● RECORDED INFORMATION
## START
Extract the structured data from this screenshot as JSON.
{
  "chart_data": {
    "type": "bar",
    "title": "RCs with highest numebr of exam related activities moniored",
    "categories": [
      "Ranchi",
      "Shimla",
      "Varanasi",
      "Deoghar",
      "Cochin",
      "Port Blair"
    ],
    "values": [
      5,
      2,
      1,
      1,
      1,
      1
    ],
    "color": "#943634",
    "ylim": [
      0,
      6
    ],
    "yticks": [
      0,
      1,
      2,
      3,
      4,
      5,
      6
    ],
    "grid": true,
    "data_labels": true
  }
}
## END
● WHAT YOU NEED TO DO
Output the entries exactly.

● RESPONSE TO THIS TASK
Extract the structured data from this screenshot as JSON.
{
  "chart_data": {
    "type": "bar",
    "title": "RCs with highest numebr of exam related activities moniored",
    "categories": [
      "Ranchi",
      "Shimla",
      "Varanasi",
      "Deoghar",
      "Cochin",
      "Port Blair"
    ],
    "values": [
      5,
      2,
      1,
      1,
      1,
      1
    ],
    "color": "#943634",
    "ylim": [
      0,
      6
    ],
    "yticks": [
      0,
      1,
      2,
      3,
      4,
      5,
      6
    ],
    "grid": true,
    "data_labels": true
  }
}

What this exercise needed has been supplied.